** start Material **

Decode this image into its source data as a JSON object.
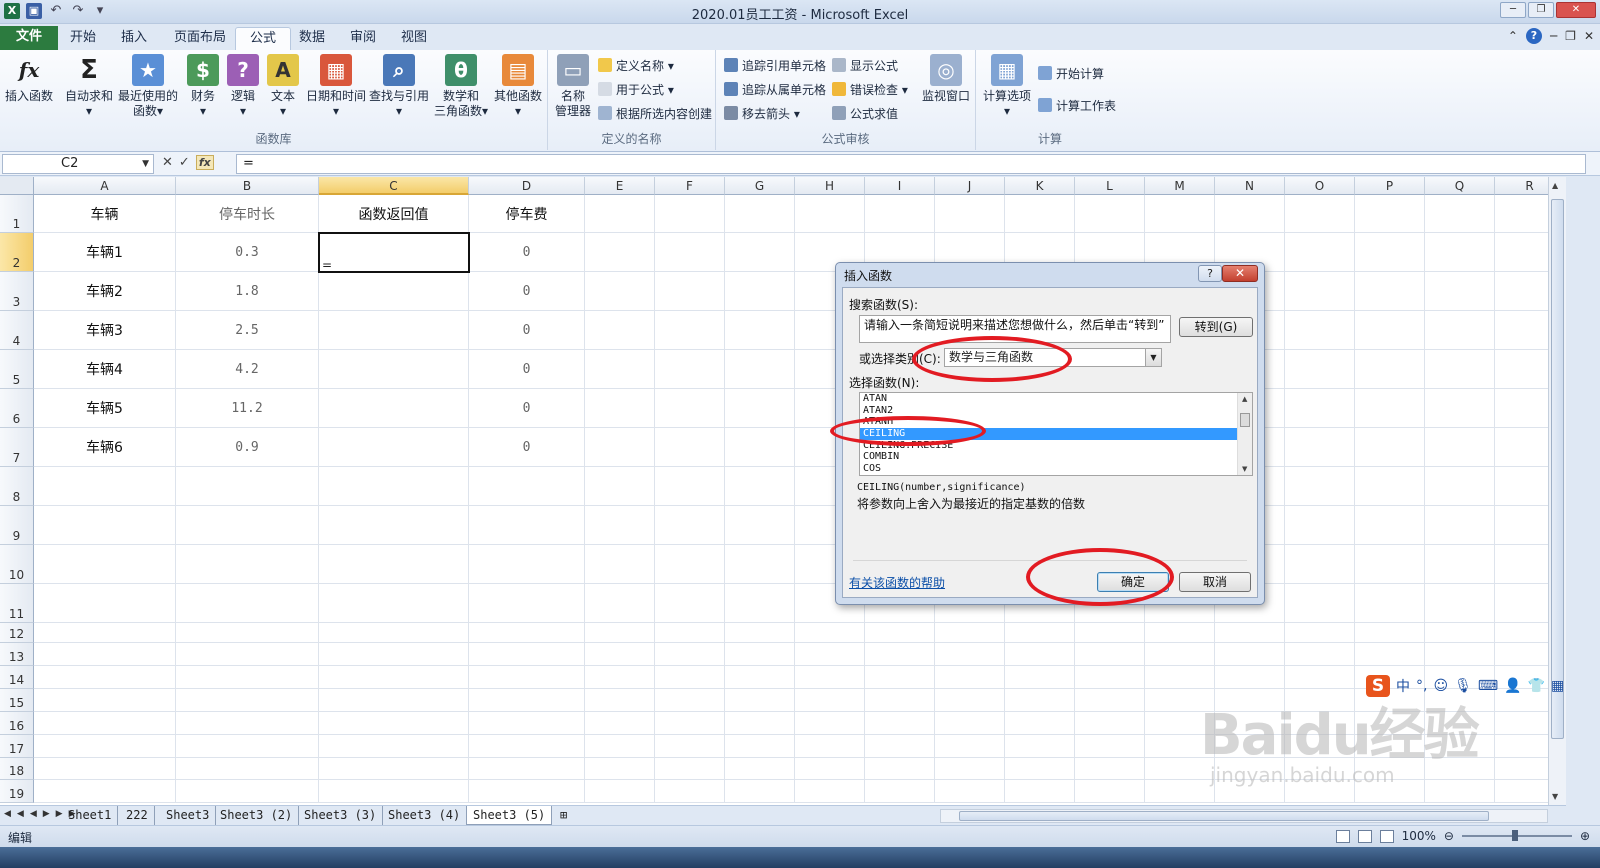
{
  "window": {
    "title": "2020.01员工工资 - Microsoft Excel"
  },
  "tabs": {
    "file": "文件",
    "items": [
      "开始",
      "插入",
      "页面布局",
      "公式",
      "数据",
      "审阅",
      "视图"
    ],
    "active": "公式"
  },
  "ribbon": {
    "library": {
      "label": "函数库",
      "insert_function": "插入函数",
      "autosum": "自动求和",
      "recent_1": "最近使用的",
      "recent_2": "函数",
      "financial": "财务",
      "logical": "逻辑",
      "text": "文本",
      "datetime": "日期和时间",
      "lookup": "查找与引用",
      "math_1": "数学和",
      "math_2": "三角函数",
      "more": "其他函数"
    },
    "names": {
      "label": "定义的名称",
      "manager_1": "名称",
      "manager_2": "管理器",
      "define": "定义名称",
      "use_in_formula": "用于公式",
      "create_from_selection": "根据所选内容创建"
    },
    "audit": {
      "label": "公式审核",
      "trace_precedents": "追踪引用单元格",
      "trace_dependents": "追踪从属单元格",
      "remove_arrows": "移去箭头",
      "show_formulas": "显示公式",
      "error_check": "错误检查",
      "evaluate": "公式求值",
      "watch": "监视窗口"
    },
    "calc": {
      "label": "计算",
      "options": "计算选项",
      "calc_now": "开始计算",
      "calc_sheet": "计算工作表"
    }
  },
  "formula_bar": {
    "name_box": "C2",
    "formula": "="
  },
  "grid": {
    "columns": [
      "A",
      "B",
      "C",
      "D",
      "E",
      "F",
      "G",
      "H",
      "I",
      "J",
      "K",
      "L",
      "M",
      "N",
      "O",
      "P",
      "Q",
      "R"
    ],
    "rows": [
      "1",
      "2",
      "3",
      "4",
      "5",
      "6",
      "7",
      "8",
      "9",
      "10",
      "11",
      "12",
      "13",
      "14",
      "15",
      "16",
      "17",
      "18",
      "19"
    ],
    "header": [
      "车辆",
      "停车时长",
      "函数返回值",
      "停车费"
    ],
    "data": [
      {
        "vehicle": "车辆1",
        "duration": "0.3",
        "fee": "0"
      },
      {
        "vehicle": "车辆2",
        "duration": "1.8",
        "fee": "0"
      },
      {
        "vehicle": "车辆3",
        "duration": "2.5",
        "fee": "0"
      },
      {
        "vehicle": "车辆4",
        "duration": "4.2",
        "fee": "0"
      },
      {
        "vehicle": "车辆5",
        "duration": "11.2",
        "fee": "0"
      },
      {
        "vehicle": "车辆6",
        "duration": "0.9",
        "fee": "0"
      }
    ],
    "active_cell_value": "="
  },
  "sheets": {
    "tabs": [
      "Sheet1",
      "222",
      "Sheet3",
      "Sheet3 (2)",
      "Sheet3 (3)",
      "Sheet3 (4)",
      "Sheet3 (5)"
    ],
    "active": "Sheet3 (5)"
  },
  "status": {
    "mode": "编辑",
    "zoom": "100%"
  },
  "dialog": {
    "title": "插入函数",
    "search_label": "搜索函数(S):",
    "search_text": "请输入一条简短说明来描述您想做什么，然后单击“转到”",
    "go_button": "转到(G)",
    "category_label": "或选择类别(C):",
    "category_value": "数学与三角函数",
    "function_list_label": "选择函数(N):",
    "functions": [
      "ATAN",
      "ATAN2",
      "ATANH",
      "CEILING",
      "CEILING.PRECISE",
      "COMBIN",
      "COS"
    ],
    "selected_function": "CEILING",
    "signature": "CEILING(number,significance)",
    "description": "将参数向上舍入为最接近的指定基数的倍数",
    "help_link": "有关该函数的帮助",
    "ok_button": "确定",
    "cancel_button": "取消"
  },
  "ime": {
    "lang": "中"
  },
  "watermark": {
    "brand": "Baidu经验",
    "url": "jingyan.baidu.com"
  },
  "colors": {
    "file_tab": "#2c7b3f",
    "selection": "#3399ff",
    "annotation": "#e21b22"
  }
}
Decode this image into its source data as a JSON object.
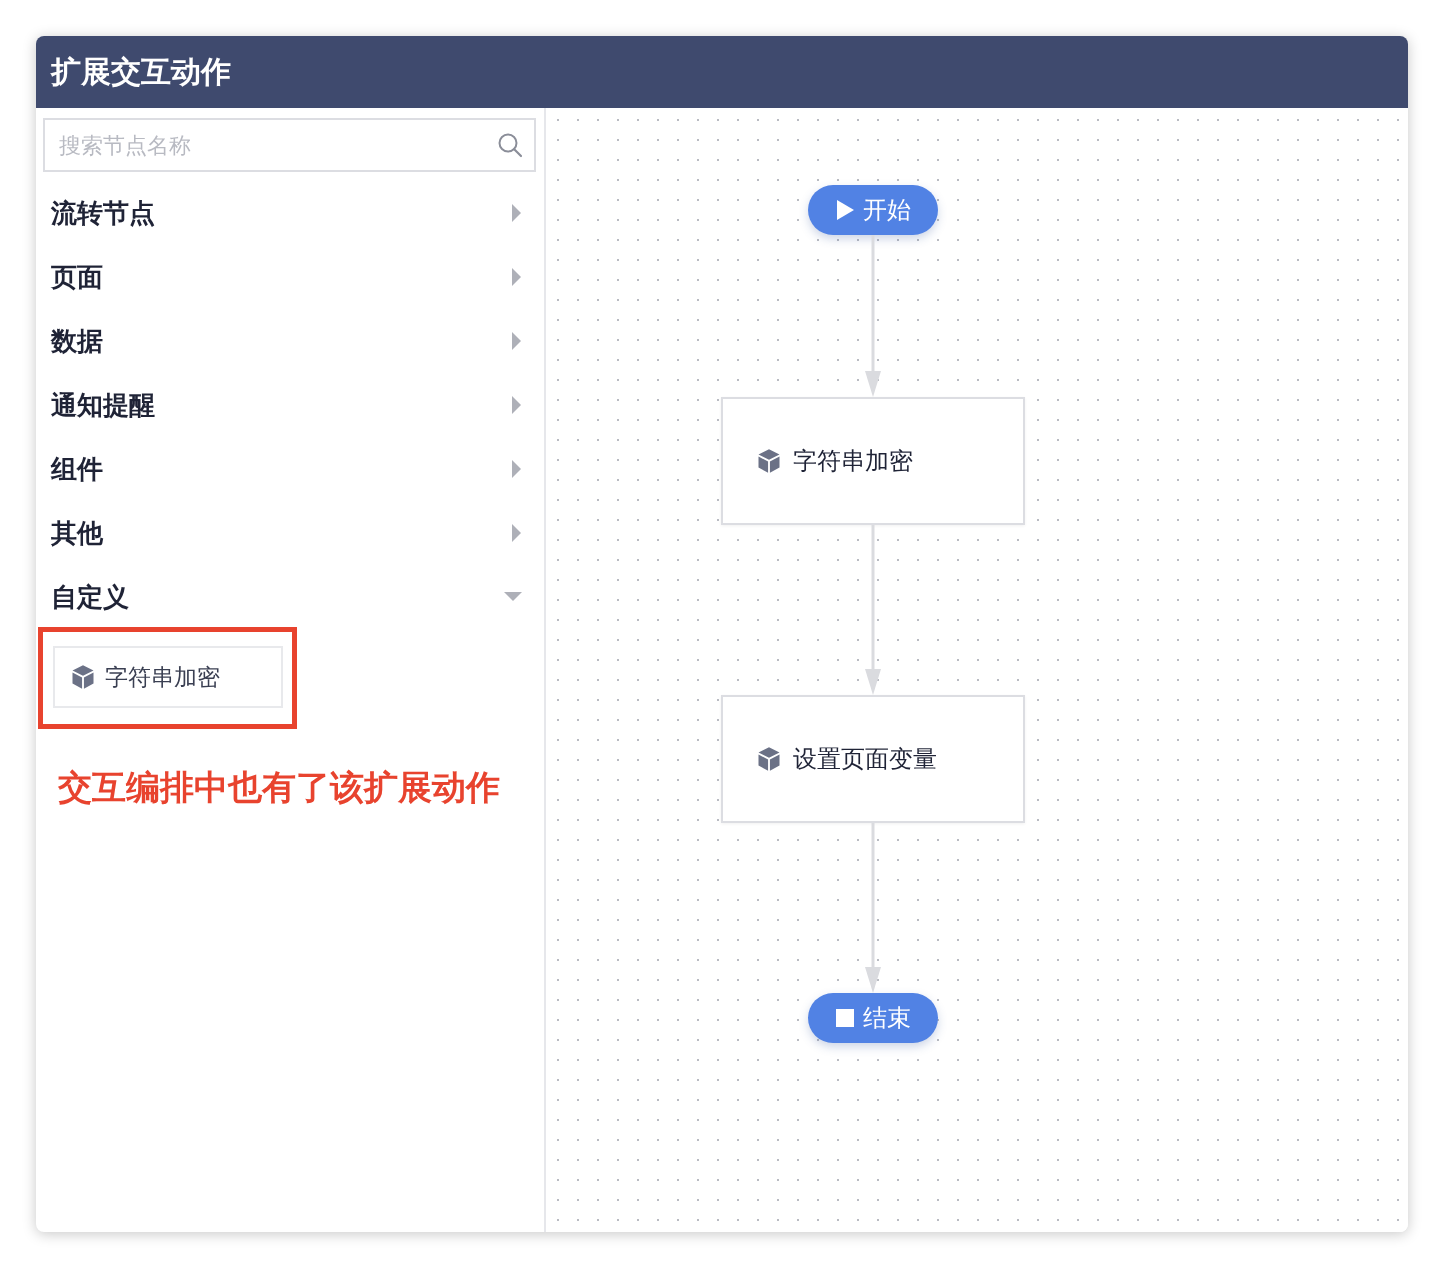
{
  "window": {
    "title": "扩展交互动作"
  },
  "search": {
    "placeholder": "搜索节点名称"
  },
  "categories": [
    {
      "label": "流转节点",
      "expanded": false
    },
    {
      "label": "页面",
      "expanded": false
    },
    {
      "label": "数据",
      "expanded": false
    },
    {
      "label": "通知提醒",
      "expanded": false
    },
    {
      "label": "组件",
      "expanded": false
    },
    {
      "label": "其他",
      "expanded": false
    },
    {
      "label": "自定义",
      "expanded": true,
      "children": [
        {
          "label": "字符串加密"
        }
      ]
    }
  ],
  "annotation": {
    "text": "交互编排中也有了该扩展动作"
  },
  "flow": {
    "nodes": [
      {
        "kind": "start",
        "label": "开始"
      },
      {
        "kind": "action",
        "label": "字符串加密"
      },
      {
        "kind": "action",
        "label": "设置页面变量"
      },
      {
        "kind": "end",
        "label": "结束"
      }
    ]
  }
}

** end Material **

— What you should do —
Without including any picture, retype the entries exactly.

— Reply to the exercise —
Decode this image into its source data as a JSON object.
{
  "window": {
    "title": "2020.01员工工资 - Microsoft Excel"
  },
  "tabs": {
    "file": "文件",
    "items": [
      "开始",
      "插入",
      "页面布局",
      "公式",
      "数据",
      "审阅",
      "视图"
    ],
    "active": "公式"
  },
  "ribbon": {
    "library": {
      "label": "函数库",
      "insert_function": "插入函数",
      "autosum": "自动求和",
      "recent_1": "最近使用的",
      "recent_2": "函数",
      "financial": "财务",
      "logical": "逻辑",
      "text": "文本",
      "datetime": "日期和时间",
      "lookup": "查找与引用",
      "math_1": "数学和",
      "math_2": "三角函数",
      "more": "其他函数"
    },
    "names": {
      "label": "定义的名称",
      "manager_1": "名称",
      "manager_2": "管理器",
      "define": "定义名称",
      "use_in_formula": "用于公式",
      "create_from_selection": "根据所选内容创建"
    },
    "audit": {
      "label": "公式审核",
      "trace_precedents": "追踪引用单元格",
      "trace_dependents": "追踪从属单元格",
      "remove_arrows": "移去箭头",
      "show_formulas": "显示公式",
      "error_check": "错误检查",
      "evaluate": "公式求值",
      "watch": "监视窗口"
    },
    "calc": {
      "label": "计算",
      "options": "计算选项",
      "calc_now": "开始计算",
      "calc_sheet": "计算工作表"
    }
  },
  "formula_bar": {
    "name_box": "C2",
    "formula": "="
  },
  "grid": {
    "columns": [
      "A",
      "B",
      "C",
      "D",
      "E",
      "F",
      "G",
      "H",
      "I",
      "J",
      "K",
      "L",
      "M",
      "N",
      "O",
      "P",
      "Q",
      "R"
    ],
    "rows": [
      "1",
      "2",
      "3",
      "4",
      "5",
      "6",
      "7",
      "8",
      "9",
      "10",
      "11",
      "12",
      "13",
      "14",
      "15",
      "16",
      "17",
      "18",
      "19"
    ],
    "header": [
      "车辆",
      "停车时长",
      "函数返回值",
      "停车费"
    ],
    "data": [
      {
        "vehicle": "车辆1",
        "duration": "0.3",
        "fee": "0"
      },
      {
        "vehicle": "车辆2",
        "duration": "1.8",
        "fee": "0"
      },
      {
        "vehicle": "车辆3",
        "duration": "2.5",
        "fee": "0"
      },
      {
        "vehicle": "车辆4",
        "duration": "4.2",
        "fee": "0"
      },
      {
        "vehicle": "车辆5",
        "duration": "11.2",
        "fee": "0"
      },
      {
        "vehicle": "车辆6",
        "duration": "0.9",
        "fee": "0"
      }
    ],
    "active_cell_value": "="
  },
  "sheets": {
    "tabs": [
      "Sheet1",
      "222",
      "Sheet3",
      "Sheet3 (2)",
      "Sheet3 (3)",
      "Sheet3 (4)",
      "Sheet3 (5)"
    ],
    "active": "Sheet3 (5)"
  },
  "status": {
    "mode": "编辑",
    "zoom": "100%"
  },
  "dialog": {
    "title": "插入函数",
    "search_label": "搜索函数(S):",
    "search_text": "请输入一条简短说明来描述您想做什么，然后单击“转到”",
    "go_button": "转到(G)",
    "category_label": "或选择类别(C):",
    "category_value": "数学与三角函数",
    "function_list_label": "选择函数(N):",
    "functions": [
      "ATAN",
      "ATAN2",
      "ATANH",
      "CEILING",
      "CEILING.PRECISE",
      "COMBIN",
      "COS"
    ],
    "selected_function": "CEILING",
    "signature": "CEILING(number,significance)",
    "description": "将参数向上舍入为最接近的指定基数的倍数",
    "help_link": "有关该函数的帮助",
    "ok_button": "确定",
    "cancel_button": "取消"
  },
  "ime": {
    "lang": "中"
  },
  "watermark": {
    "brand": "Baidu经验",
    "url": "jingyan.baidu.com"
  },
  "colors": {
    "file_tab": "#2c7b3f",
    "selection": "#3399ff",
    "annotation": "#e21b22"
  }
}
Decode this image into its source data as a JSON object.
{
  "window": {
    "title": "扩展交互动作"
  },
  "search": {
    "placeholder": "搜索节点名称"
  },
  "categories": [
    {
      "label": "流转节点",
      "expanded": false
    },
    {
      "label": "页面",
      "expanded": false
    },
    {
      "label": "数据",
      "expanded": false
    },
    {
      "label": "通知提醒",
      "expanded": false
    },
    {
      "label": "组件",
      "expanded": false
    },
    {
      "label": "其他",
      "expanded": false
    },
    {
      "label": "自定义",
      "expanded": true,
      "children": [
        {
          "label": "字符串加密"
        }
      ]
    }
  ],
  "annotation": {
    "text": "交互编排中也有了该扩展动作"
  },
  "flow": {
    "nodes": [
      {
        "kind": "start",
        "label": "开始"
      },
      {
        "kind": "action",
        "label": "字符串加密"
      },
      {
        "kind": "action",
        "label": "设置页面变量"
      },
      {
        "kind": "end",
        "label": "结束"
      }
    ]
  }
}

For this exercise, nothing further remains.